-- begin --
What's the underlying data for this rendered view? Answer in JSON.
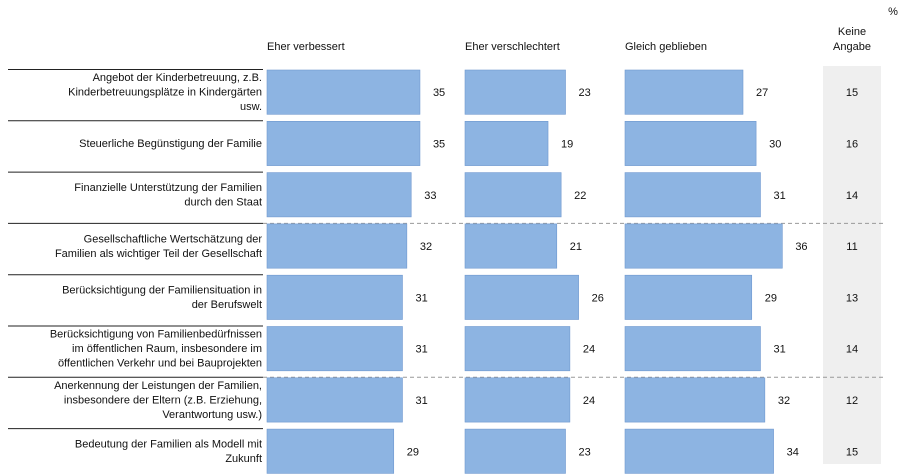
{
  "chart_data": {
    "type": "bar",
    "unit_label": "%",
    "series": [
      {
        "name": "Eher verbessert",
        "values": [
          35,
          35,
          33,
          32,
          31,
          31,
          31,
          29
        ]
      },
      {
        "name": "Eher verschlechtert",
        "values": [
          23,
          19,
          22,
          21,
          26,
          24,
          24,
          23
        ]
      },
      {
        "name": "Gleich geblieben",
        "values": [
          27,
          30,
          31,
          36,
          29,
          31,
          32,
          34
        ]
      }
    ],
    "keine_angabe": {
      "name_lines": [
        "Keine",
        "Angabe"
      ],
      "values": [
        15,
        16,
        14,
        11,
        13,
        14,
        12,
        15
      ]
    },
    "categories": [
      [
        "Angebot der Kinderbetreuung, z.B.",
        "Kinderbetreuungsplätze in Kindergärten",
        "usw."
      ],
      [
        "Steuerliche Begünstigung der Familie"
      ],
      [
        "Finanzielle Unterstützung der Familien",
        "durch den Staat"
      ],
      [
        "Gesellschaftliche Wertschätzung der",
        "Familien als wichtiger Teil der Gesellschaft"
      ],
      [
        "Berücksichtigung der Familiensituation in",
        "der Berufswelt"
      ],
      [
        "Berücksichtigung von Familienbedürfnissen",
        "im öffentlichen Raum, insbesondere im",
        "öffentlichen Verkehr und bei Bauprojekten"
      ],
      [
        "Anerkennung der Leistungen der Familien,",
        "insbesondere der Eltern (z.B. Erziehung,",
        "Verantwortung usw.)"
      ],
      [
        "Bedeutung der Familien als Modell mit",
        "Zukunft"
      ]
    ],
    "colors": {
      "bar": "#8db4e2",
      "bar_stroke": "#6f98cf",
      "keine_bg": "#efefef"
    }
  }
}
-- end --
- [TO BE DONE]: Go through the records and pull out each line that includes the word "Eher".

- [OUTPUT FOR THIS EXERCISE]:
        "name": "Eher verbessert",
        "name": "Eher verschlechtert",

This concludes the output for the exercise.